**What this task involves:**
Tally the lines in the listing below that include "prací". Answer with the count and nothing more.

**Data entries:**
******************************
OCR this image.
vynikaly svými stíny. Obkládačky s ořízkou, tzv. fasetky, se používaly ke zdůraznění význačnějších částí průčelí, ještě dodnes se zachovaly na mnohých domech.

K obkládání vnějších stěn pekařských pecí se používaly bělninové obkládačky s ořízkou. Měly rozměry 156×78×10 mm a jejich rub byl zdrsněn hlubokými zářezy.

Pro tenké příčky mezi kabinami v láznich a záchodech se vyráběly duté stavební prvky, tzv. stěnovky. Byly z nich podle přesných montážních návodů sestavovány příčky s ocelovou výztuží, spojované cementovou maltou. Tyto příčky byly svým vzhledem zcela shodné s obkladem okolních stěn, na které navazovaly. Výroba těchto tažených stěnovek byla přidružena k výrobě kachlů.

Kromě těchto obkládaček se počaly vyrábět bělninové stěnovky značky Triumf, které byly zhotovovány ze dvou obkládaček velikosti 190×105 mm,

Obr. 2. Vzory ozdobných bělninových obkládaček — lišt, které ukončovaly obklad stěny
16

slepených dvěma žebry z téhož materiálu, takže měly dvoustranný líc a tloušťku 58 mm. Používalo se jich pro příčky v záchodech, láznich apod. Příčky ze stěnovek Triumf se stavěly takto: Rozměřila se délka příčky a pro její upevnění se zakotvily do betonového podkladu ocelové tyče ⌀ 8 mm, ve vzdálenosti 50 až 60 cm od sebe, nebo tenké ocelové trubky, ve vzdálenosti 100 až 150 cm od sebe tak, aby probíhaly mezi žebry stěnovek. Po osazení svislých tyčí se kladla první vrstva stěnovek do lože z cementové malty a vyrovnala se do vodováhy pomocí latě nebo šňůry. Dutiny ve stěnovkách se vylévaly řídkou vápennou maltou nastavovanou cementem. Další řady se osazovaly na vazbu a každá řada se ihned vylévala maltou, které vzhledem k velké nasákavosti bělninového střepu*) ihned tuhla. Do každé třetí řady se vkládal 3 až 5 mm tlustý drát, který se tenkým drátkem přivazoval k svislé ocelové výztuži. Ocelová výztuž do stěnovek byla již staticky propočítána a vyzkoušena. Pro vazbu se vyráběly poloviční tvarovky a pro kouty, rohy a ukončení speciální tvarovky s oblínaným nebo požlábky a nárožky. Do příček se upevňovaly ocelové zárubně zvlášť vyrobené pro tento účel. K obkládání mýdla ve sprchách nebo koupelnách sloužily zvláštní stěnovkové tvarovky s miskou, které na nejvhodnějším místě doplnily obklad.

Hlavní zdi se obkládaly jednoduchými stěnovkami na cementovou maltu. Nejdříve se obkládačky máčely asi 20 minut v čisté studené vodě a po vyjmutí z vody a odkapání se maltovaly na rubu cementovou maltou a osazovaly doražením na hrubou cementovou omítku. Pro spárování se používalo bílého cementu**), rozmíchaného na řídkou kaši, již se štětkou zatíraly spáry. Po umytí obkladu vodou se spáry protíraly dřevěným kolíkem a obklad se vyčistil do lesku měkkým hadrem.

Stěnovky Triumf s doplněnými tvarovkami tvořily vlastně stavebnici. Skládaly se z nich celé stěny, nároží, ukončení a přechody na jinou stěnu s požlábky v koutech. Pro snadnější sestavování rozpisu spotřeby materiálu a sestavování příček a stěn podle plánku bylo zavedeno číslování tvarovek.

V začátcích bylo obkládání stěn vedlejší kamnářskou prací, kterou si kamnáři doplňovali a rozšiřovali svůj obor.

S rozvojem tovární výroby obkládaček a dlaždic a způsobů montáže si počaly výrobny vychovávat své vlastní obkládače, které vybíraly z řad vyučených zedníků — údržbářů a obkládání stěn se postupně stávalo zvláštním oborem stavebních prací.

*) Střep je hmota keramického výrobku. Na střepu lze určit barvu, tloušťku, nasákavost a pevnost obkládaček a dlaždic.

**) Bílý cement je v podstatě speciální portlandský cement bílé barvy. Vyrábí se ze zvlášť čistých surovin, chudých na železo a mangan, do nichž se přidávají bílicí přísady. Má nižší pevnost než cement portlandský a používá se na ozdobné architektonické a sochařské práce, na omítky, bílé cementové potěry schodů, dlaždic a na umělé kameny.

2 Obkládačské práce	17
******************************
**Written answer:**
2